• **TO DO**
Look through the listing below and work out how many of its lines hold the word "dates". Give only the number.

Extracted records
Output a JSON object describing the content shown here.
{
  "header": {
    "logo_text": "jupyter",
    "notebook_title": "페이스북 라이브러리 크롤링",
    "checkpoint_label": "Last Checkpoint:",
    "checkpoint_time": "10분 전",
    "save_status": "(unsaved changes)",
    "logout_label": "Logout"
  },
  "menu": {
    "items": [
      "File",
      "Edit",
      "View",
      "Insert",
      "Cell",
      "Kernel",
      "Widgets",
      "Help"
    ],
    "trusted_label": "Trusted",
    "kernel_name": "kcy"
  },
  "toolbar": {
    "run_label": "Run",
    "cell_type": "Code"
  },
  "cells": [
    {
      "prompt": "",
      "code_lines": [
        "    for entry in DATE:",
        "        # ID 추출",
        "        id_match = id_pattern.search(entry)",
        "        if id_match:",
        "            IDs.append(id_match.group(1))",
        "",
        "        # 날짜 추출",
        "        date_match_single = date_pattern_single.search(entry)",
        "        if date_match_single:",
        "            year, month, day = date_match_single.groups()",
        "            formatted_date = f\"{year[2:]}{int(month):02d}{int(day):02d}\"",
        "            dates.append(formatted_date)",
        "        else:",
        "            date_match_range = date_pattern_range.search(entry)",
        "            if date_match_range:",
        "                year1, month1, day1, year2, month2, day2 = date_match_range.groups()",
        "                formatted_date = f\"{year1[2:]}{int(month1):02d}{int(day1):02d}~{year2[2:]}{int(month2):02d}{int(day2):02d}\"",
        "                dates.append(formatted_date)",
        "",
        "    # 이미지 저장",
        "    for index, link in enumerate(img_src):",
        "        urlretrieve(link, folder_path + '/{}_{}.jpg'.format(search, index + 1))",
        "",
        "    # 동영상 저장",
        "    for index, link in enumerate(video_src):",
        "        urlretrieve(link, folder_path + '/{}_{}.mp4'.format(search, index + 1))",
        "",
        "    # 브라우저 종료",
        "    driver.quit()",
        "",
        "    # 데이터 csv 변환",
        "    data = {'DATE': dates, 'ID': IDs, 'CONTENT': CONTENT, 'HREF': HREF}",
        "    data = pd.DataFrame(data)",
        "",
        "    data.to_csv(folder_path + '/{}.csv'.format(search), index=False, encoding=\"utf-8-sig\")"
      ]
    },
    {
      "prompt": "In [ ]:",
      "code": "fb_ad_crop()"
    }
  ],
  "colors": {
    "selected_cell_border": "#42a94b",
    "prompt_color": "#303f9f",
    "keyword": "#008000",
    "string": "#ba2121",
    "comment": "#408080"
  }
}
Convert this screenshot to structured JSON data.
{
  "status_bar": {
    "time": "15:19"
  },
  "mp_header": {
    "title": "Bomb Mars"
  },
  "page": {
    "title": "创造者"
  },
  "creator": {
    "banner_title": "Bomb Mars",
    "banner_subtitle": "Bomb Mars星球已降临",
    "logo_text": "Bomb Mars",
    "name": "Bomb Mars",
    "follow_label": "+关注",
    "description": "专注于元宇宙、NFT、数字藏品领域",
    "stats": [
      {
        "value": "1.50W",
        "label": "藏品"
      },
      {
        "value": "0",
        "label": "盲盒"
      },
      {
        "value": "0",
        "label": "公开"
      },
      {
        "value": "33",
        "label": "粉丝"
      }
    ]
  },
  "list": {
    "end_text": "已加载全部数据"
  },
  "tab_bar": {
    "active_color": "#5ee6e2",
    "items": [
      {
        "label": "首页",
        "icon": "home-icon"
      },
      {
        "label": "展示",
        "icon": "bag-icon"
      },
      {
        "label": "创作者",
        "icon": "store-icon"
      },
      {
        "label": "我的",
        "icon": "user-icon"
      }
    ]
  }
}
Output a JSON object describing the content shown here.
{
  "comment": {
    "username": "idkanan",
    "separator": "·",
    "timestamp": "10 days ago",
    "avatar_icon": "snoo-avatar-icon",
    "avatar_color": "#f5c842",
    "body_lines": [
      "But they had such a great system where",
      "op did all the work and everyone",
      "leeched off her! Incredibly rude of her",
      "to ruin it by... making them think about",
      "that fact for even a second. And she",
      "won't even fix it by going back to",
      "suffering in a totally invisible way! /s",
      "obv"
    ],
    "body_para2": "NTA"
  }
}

• **RESULT FOR THIS TASK**
3